- **Input**
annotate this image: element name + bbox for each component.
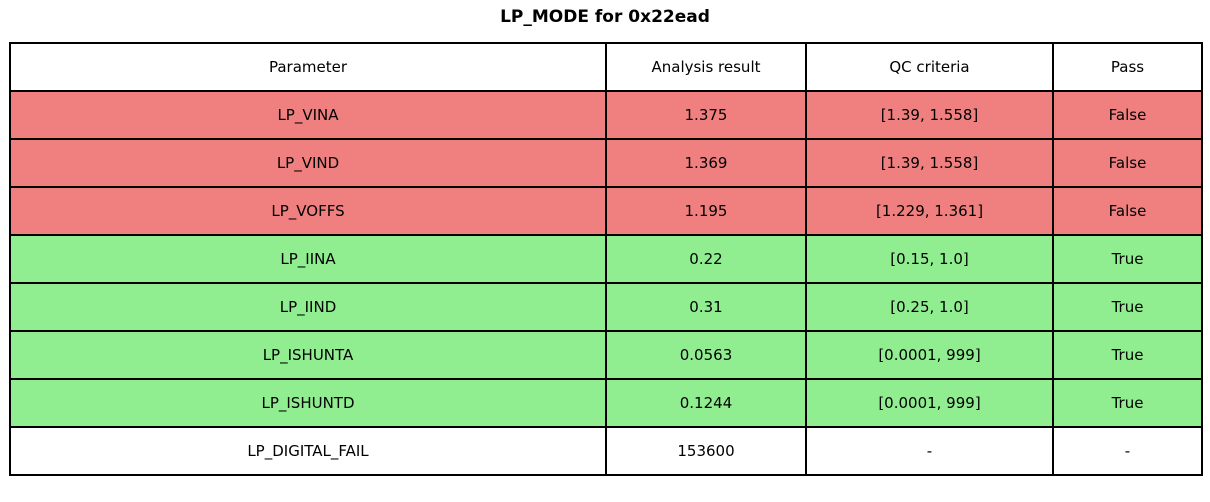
column-header-qc-criteria: QC criteria bbox=[805, 42, 1054, 92]
table-row: LP_IIND 0.31 [0.25, 1.0] True bbox=[9, 282, 1203, 332]
column-header-pass: Pass bbox=[1052, 42, 1203, 92]
analysis-result-cell: 153600 bbox=[605, 426, 807, 476]
analysis-result-cell: 0.22 bbox=[605, 234, 807, 284]
pass-cell: True bbox=[1052, 330, 1203, 380]
parameter-cell: LP_IIND bbox=[9, 282, 607, 332]
pass-cell: - bbox=[1052, 426, 1203, 476]
table-row: LP_VOFFS 1.195 [1.229, 1.361] False bbox=[9, 186, 1203, 236]
table-row: LP_VIND 1.369 [1.39, 1.558] False bbox=[9, 138, 1203, 188]
qc-criteria-cell: [0.15, 1.0] bbox=[805, 234, 1054, 284]
parameter-cell: LP_VIND bbox=[9, 138, 607, 188]
column-header-parameter: Parameter bbox=[9, 42, 607, 92]
qc-criteria-cell: [1.229, 1.361] bbox=[805, 186, 1054, 236]
table-header-row: Parameter Analysis result QC criteria Pa… bbox=[9, 42, 1203, 92]
pass-cell: False bbox=[1052, 138, 1203, 188]
analysis-result-cell: 1.375 bbox=[605, 90, 807, 140]
table-row: LP_ISHUNTA 0.0563 [0.0001, 999] True bbox=[9, 330, 1203, 380]
analysis-result-cell: 0.0563 bbox=[605, 330, 807, 380]
page-title: LP_MODE for 0x22ead bbox=[500, 7, 710, 27]
pass-cell: False bbox=[1052, 90, 1203, 140]
qc-criteria-cell: - bbox=[805, 426, 1054, 476]
analysis-result-cell: 0.1244 bbox=[605, 378, 807, 428]
parameter-cell: LP_DIGITAL_FAIL bbox=[9, 426, 607, 476]
qc-criteria-cell: [1.39, 1.558] bbox=[805, 90, 1054, 140]
analysis-result-cell: 0.31 bbox=[605, 282, 807, 332]
table-row: LP_ISHUNTD 0.1244 [0.0001, 999] True bbox=[9, 378, 1203, 428]
parameter-cell: LP_VOFFS bbox=[9, 186, 607, 236]
analysis-result-cell: 1.369 bbox=[605, 138, 807, 188]
table-row: LP_DIGITAL_FAIL 153600- - bbox=[9, 426, 1203, 476]
pass-cell: False bbox=[1052, 186, 1203, 236]
pass-cell: True bbox=[1052, 378, 1203, 428]
parameter-cell: LP_IINA bbox=[9, 234, 607, 284]
qc-criteria-cell: [0.25, 1.0] bbox=[805, 282, 1054, 332]
pass-cell: True bbox=[1052, 282, 1203, 332]
analysis-result-cell: 1.195 bbox=[605, 186, 807, 236]
qc-criteria-cell: [1.39, 1.558] bbox=[805, 138, 1054, 188]
parameter-cell: LP_VINA bbox=[9, 90, 607, 140]
qc-criteria-cell: [0.0001, 999] bbox=[805, 378, 1054, 428]
parameter-cell: LP_ISHUNTA bbox=[9, 330, 607, 380]
table-row: LP_IINA 0.22 [0.15, 1.0] True bbox=[9, 234, 1203, 284]
pass-cell: True bbox=[1052, 234, 1203, 284]
table-row: LP_VINA 1.375 [1.39, 1.558] False bbox=[9, 90, 1203, 140]
qc-criteria-cell: [0.0001, 999] bbox=[805, 330, 1054, 380]
parameter-cell: LP_ISHUNTD bbox=[9, 378, 607, 428]
qc-results-table: Parameter Analysis result QC criteria Pa… bbox=[9, 42, 1203, 476]
column-header-analysis-result: Analysis result bbox=[605, 42, 807, 92]
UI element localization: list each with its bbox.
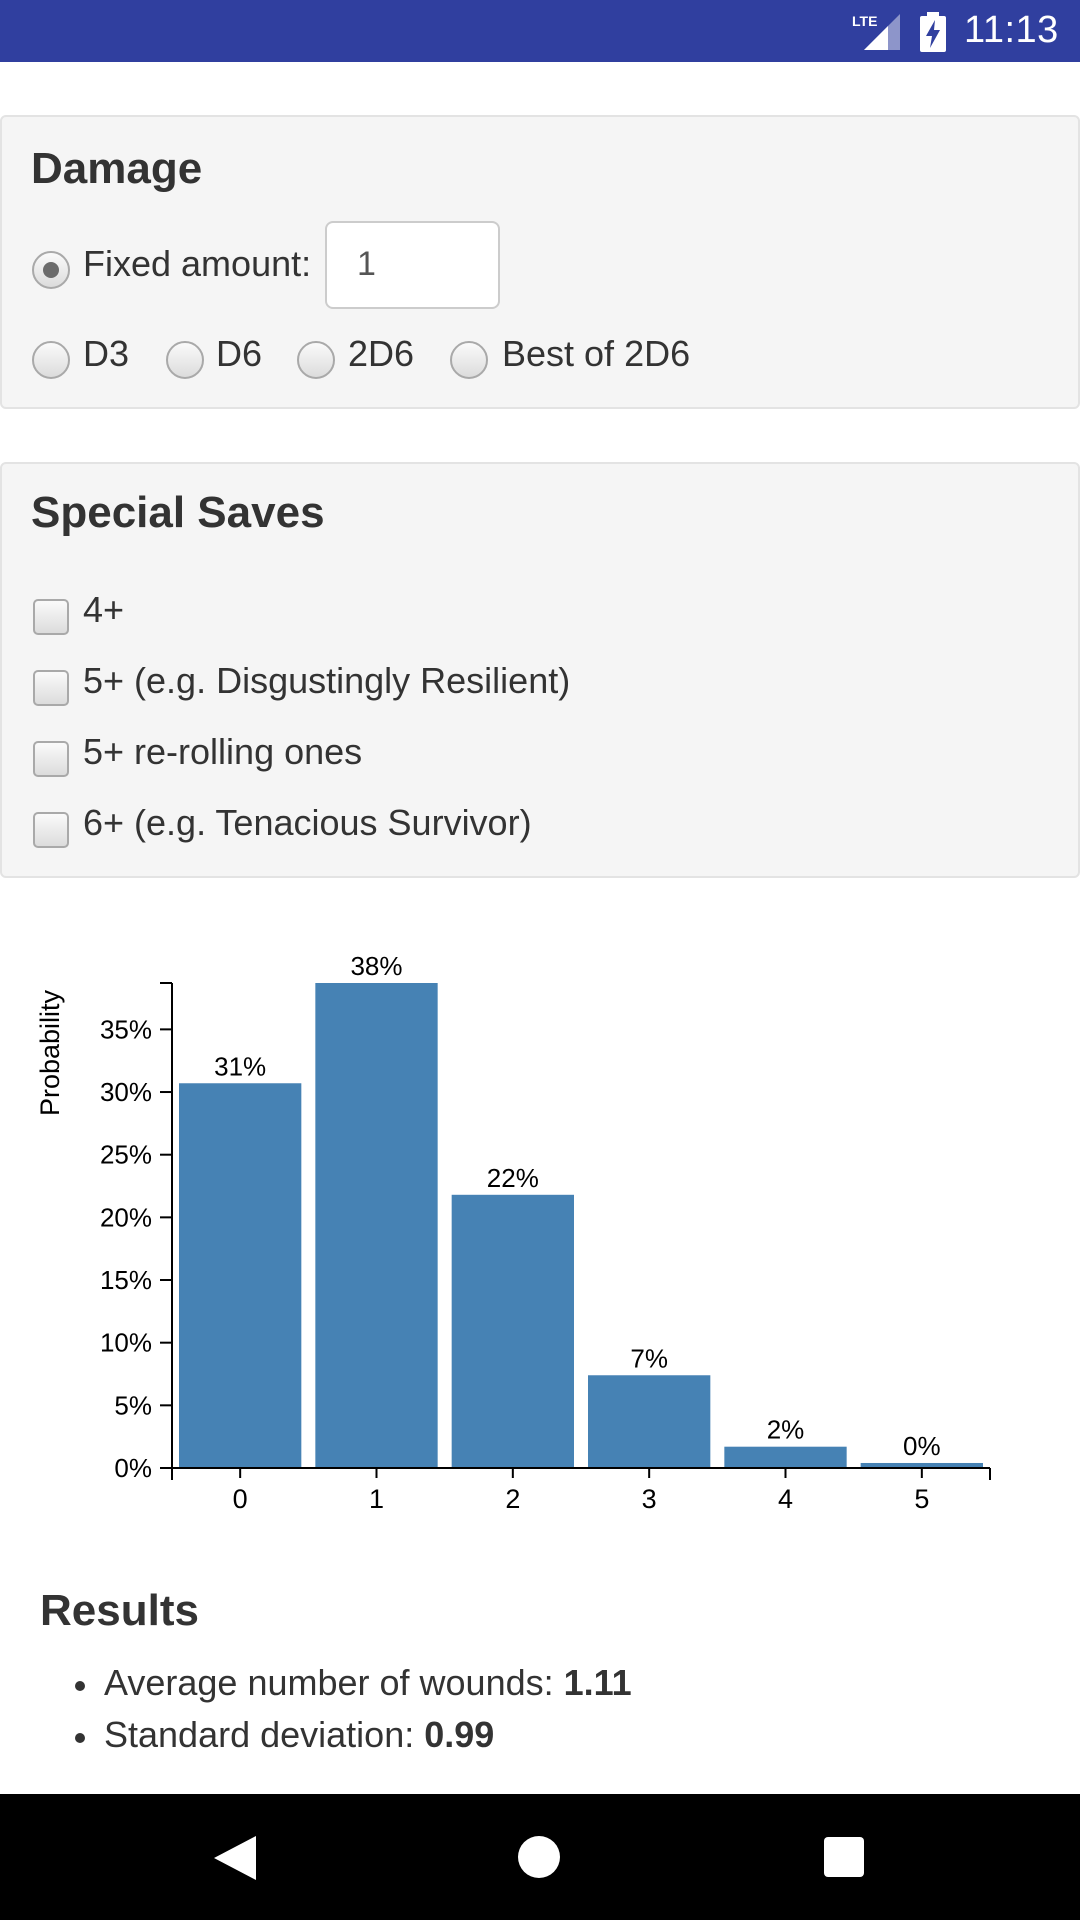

- **Exercise objective**
Rewrite each of the lines above, changing "element" to "item" wherever it occurs and leaving everything else untouched. Omit the pictures.

- **Solution to this exercise**
annotate this image: item name + bbox for each component.
column-header-qc-criteria: QC criteria bbox=[805, 42, 1054, 92]
table-row: LP_IIND 0.31 [0.25, 1.0] True bbox=[9, 282, 1203, 332]
column-header-pass: Pass bbox=[1052, 42, 1203, 92]
analysis-result-cell: 153600 bbox=[605, 426, 807, 476]
analysis-result-cell: 0.22 bbox=[605, 234, 807, 284]
pass-cell: True bbox=[1052, 330, 1203, 380]
parameter-cell: LP_IIND bbox=[9, 282, 607, 332]
pass-cell: - bbox=[1052, 426, 1203, 476]
table-row: LP_VOFFS 1.195 [1.229, 1.361] False bbox=[9, 186, 1203, 236]
table-row: LP_VIND 1.369 [1.39, 1.558] False bbox=[9, 138, 1203, 188]
qc-criteria-cell: [0.15, 1.0] bbox=[805, 234, 1054, 284]
parameter-cell: LP_VIND bbox=[9, 138, 607, 188]
column-header-parameter: Parameter bbox=[9, 42, 607, 92]
qc-criteria-cell: [1.229, 1.361] bbox=[805, 186, 1054, 236]
table-header-row: Parameter Analysis result QC criteria Pa… bbox=[9, 42, 1203, 92]
pass-cell: False bbox=[1052, 138, 1203, 188]
analysis-result-cell: 1.375 bbox=[605, 90, 807, 140]
table-row: LP_ISHUNTA 0.0563 [0.0001, 999] True bbox=[9, 330, 1203, 380]
analysis-result-cell: 0.0563 bbox=[605, 330, 807, 380]
page-title: LP_MODE for 0x22ead bbox=[500, 7, 710, 27]
pass-cell: False bbox=[1052, 90, 1203, 140]
qc-criteria-cell: - bbox=[805, 426, 1054, 476]
analysis-result-cell: 0.1244 bbox=[605, 378, 807, 428]
parameter-cell: LP_DIGITAL_FAIL bbox=[9, 426, 607, 476]
qc-criteria-cell: [1.39, 1.558] bbox=[805, 90, 1054, 140]
analysis-result-cell: 0.31 bbox=[605, 282, 807, 332]
table-row: LP_ISHUNTD 0.1244 [0.0001, 999] True bbox=[9, 378, 1203, 428]
parameter-cell: LP_VOFFS bbox=[9, 186, 607, 236]
analysis-result-cell: 1.369 bbox=[605, 138, 807, 188]
table-row: LP_DIGITAL_FAIL 153600- - bbox=[9, 426, 1203, 476]
pass-cell: False bbox=[1052, 186, 1203, 236]
pass-cell: True bbox=[1052, 378, 1203, 428]
parameter-cell: LP_IINA bbox=[9, 234, 607, 284]
qc-criteria-cell: [0.25, 1.0] bbox=[805, 282, 1054, 332]
pass-cell: True bbox=[1052, 282, 1203, 332]
analysis-result-cell: 1.195 bbox=[605, 186, 807, 236]
qc-criteria-cell: [1.39, 1.558] bbox=[805, 138, 1054, 188]
parameter-cell: LP_VINA bbox=[9, 90, 607, 140]
qc-criteria-cell: [0.0001, 999] bbox=[805, 378, 1054, 428]
parameter-cell: LP_ISHUNTA bbox=[9, 330, 607, 380]
table-row: LP_IINA 0.22 [0.15, 1.0] True bbox=[9, 234, 1203, 284]
pass-cell: True bbox=[1052, 234, 1203, 284]
table-row: LP_VINA 1.375 [1.39, 1.558] False bbox=[9, 90, 1203, 140]
qc-criteria-cell: [0.0001, 999] bbox=[805, 330, 1054, 380]
parameter-cell: LP_ISHUNTD bbox=[9, 378, 607, 428]
qc-results-table: Parameter Analysis result QC criteria Pa… bbox=[9, 42, 1203, 476]
column-header-analysis-result: Analysis result bbox=[605, 42, 807, 92]
UI item localization: list each with its bbox.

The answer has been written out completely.